SUPPLIED ENTRIES:
• • • •
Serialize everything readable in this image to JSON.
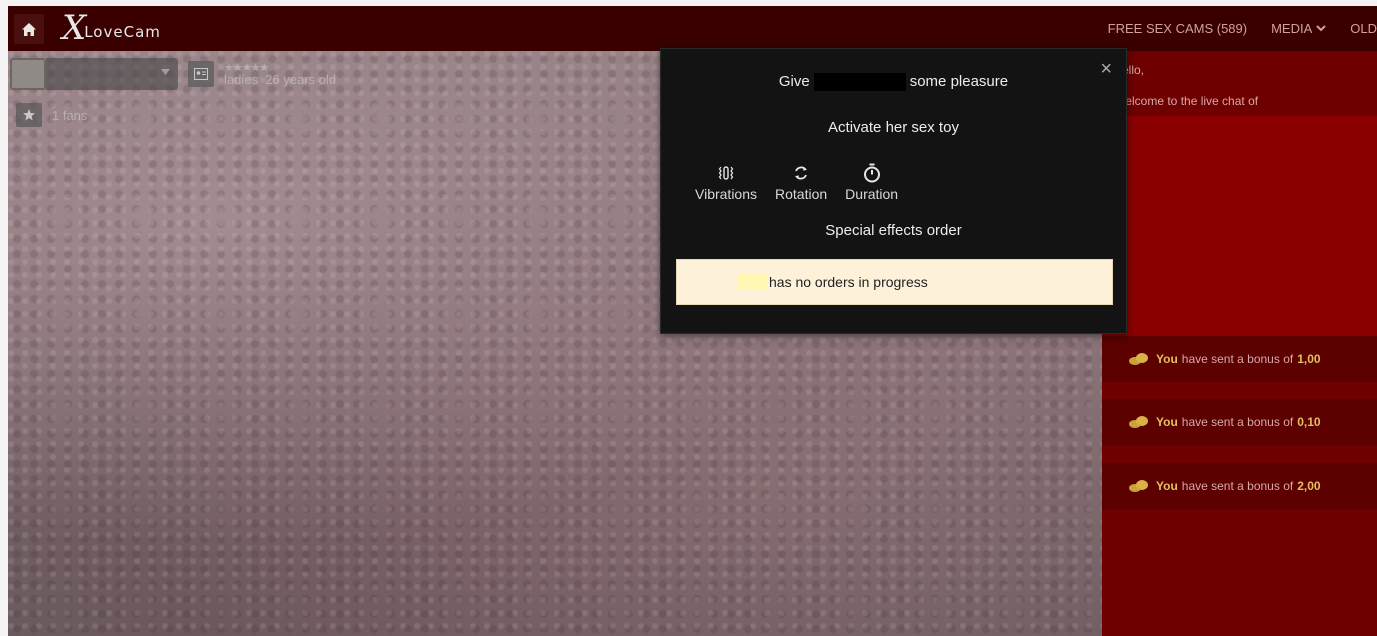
{
  "header": {
    "logo_x": "X",
    "logo_rest": "LoveCam",
    "nav": [
      {
        "label": "FREE SEX CAMS (589)",
        "has_dropdown": false
      },
      {
        "label": "MEDIA",
        "has_dropdown": true
      },
      {
        "label": "OLD",
        "has_dropdown": false
      }
    ]
  },
  "model": {
    "category": "ladies",
    "age": "26 years old",
    "stars": "★★★★★",
    "fans": "1 fans"
  },
  "chat": {
    "greeting": "ello,",
    "welcome": "/elcome to the live chat of",
    "bonuses": [
      {
        "you": "You",
        "text": "have sent a bonus of",
        "amount": "1,00"
      },
      {
        "you": "You",
        "text": "have sent a bonus of",
        "amount": "0,10"
      },
      {
        "you": "You",
        "text": "have sent a bonus of",
        "amount": "2,00"
      }
    ]
  },
  "popup": {
    "close": "×",
    "title_prefix": "Give",
    "title_suffix": "some pleasure",
    "subtitle": "Activate her sex toy",
    "options": [
      {
        "label": "Vibrations",
        "icon": "vibration-icon"
      },
      {
        "label": "Rotation",
        "icon": "rotation-icon"
      },
      {
        "label": "Duration",
        "icon": "timer-icon"
      }
    ],
    "orders_title": "Special effects order",
    "orders_text": "has no orders in progress"
  },
  "colors": {
    "topbar": "#3a0000",
    "chat_bg": "#6e0000",
    "popup_bg": "#131313",
    "accent_gold": "#e2c060",
    "orders_box": "#fdf2d9"
  }
}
• • • •
INSTRUCTIONS FOR THE TASK: Using the records above, retype everything exactly except the pictures.

REPLY:
Serialize everything readable in this image to JSON.
{
  "header": {
    "logo_x": "X",
    "logo_rest": "LoveCam",
    "nav": [
      {
        "label": "FREE SEX CAMS (589)",
        "has_dropdown": false
      },
      {
        "label": "MEDIA",
        "has_dropdown": true
      },
      {
        "label": "OLD",
        "has_dropdown": false
      }
    ]
  },
  "model": {
    "category": "ladies",
    "age": "26 years old",
    "stars": "★★★★★",
    "fans": "1 fans"
  },
  "chat": {
    "greeting": "ello,",
    "welcome": "/elcome to the live chat of",
    "bonuses": [
      {
        "you": "You",
        "text": "have sent a bonus of",
        "amount": "1,00"
      },
      {
        "you": "You",
        "text": "have sent a bonus of",
        "amount": "0,10"
      },
      {
        "you": "You",
        "text": "have sent a bonus of",
        "amount": "2,00"
      }
    ]
  },
  "popup": {
    "close": "×",
    "title_prefix": "Give",
    "title_suffix": "some pleasure",
    "subtitle": "Activate her sex toy",
    "options": [
      {
        "label": "Vibrations",
        "icon": "vibration-icon"
      },
      {
        "label": "Rotation",
        "icon": "rotation-icon"
      },
      {
        "label": "Duration",
        "icon": "timer-icon"
      }
    ],
    "orders_title": "Special effects order",
    "orders_text": "has no orders in progress"
  },
  "colors": {
    "topbar": "#3a0000",
    "chat_bg": "#6e0000",
    "popup_bg": "#131313",
    "accent_gold": "#e2c060",
    "orders_box": "#fdf2d9"
  }
}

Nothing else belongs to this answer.